START

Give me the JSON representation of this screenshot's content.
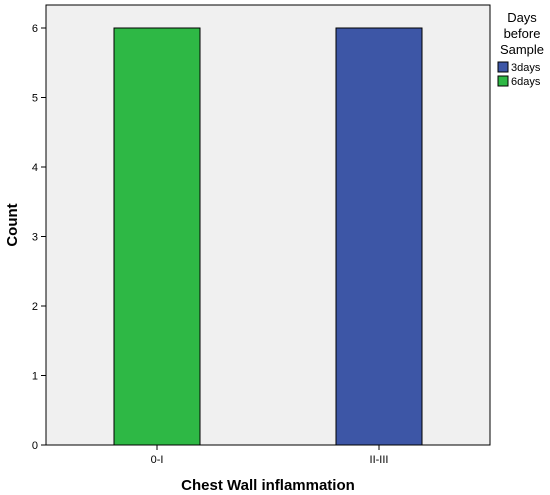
{
  "chart_data": {
    "type": "bar",
    "title": "",
    "xlabel": "Chest Wall inflammation",
    "ylabel": "Count",
    "categories": [
      "0-I",
      "II-III"
    ],
    "series": [
      {
        "name": "3days",
        "color": "#3d56a6",
        "values": [
          0,
          6
        ]
      },
      {
        "name": "6days",
        "color": "#2eb845",
        "values": [
          6,
          0
        ]
      }
    ],
    "ylim": [
      0,
      6
    ],
    "yticks": [
      0,
      1,
      2,
      3,
      4,
      5,
      6
    ],
    "grid": false,
    "legend": {
      "title_lines": [
        "Days",
        "before",
        "Sample"
      ],
      "placement": "right"
    },
    "colors": {
      "plot_background": "#f0f0f0",
      "bar_outline": "#000000"
    }
  }
}
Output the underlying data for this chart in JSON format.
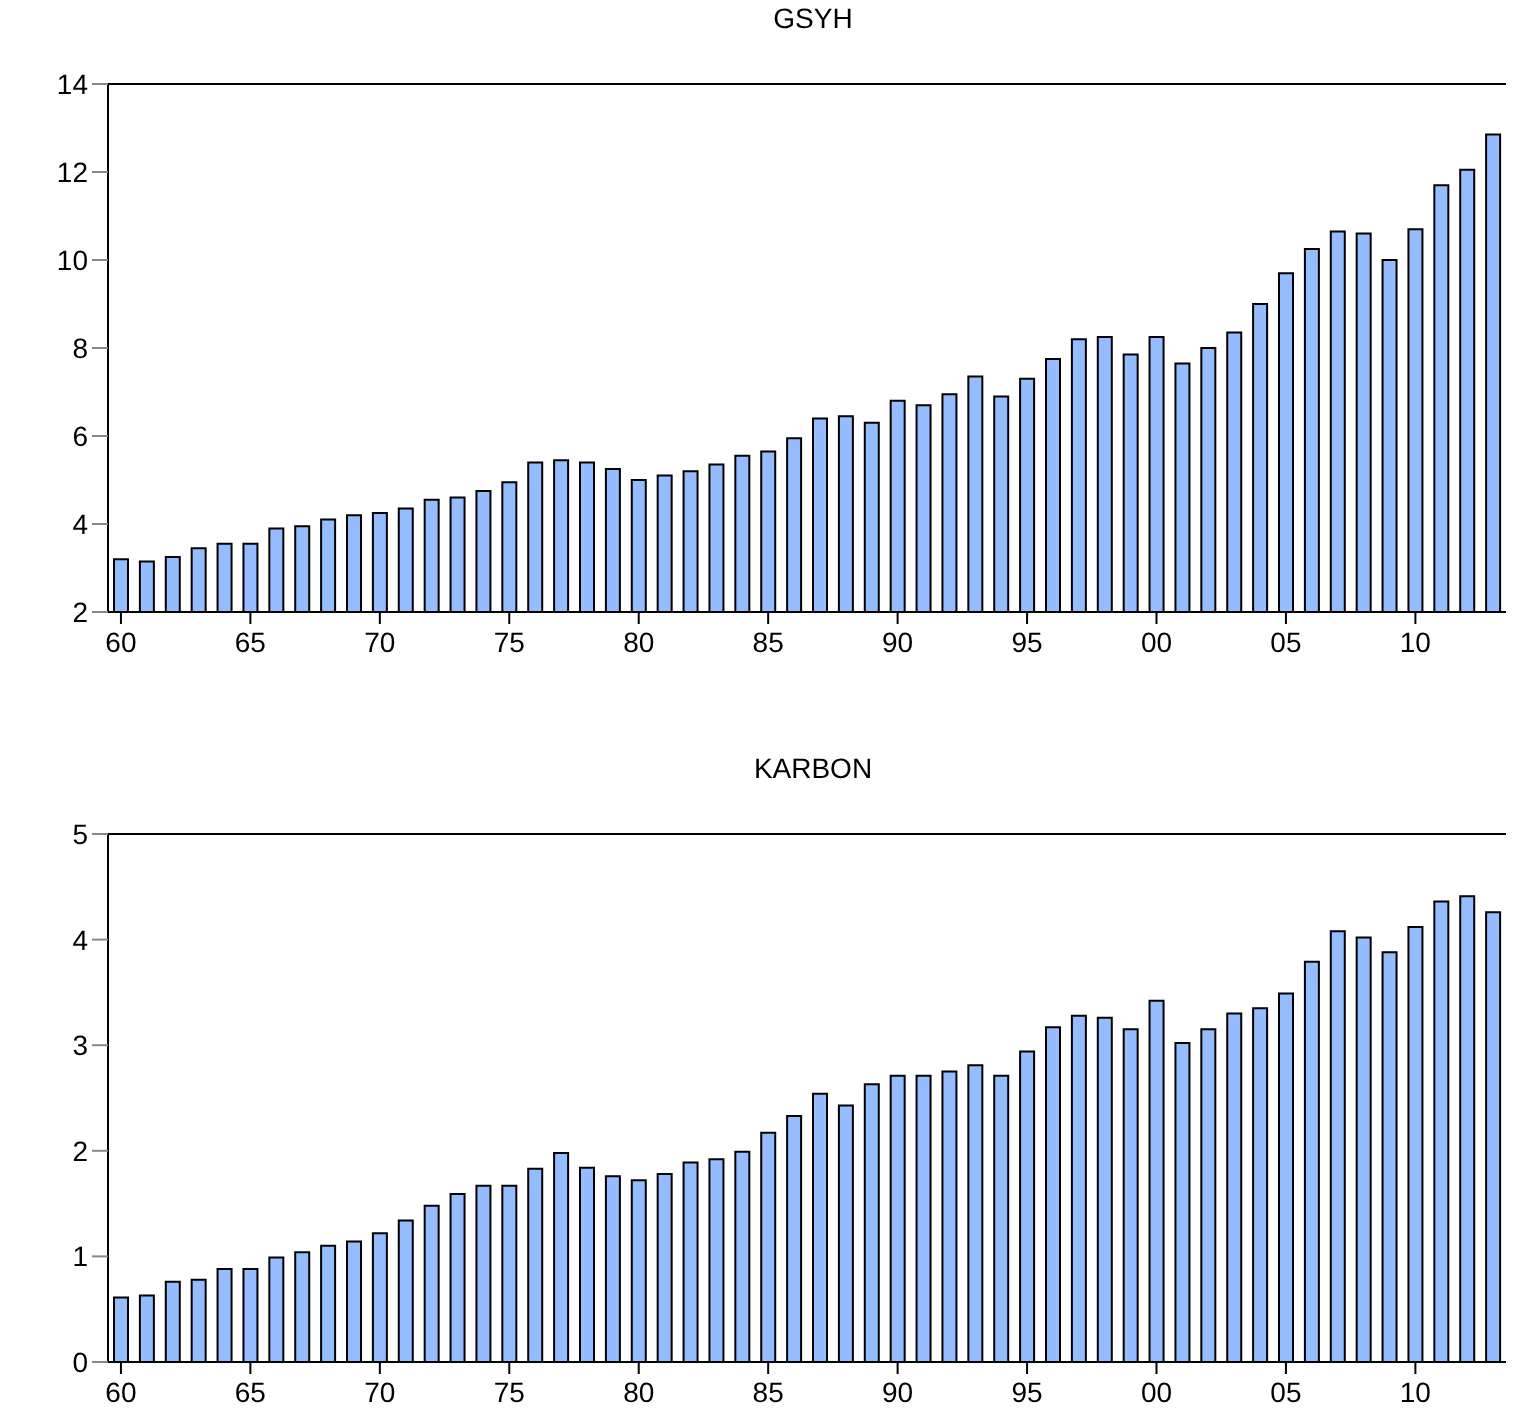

END

▶ [DIRECTIONS FOR THIS TASK]: Give every record again exactly, apart from the pictures, which stay out.

▶ [THE REPLY]:
Give me the JSON representation of this screenshot's content.
{
  "chart_data": {
    "type": "bar",
    "title": "",
    "xlabel": "Chest Wall inflammation",
    "ylabel": "Count",
    "categories": [
      "0-I",
      "II-III"
    ],
    "series": [
      {
        "name": "3days",
        "color": "#3d56a6",
        "values": [
          0,
          6
        ]
      },
      {
        "name": "6days",
        "color": "#2eb845",
        "values": [
          6,
          0
        ]
      }
    ],
    "ylim": [
      0,
      6
    ],
    "yticks": [
      0,
      1,
      2,
      3,
      4,
      5,
      6
    ],
    "grid": false,
    "legend": {
      "title_lines": [
        "Days",
        "before",
        "Sample"
      ],
      "placement": "right"
    },
    "colors": {
      "plot_background": "#f0f0f0",
      "bar_outline": "#000000"
    }
  }
}
Output the underlying data for this chart in JSON format.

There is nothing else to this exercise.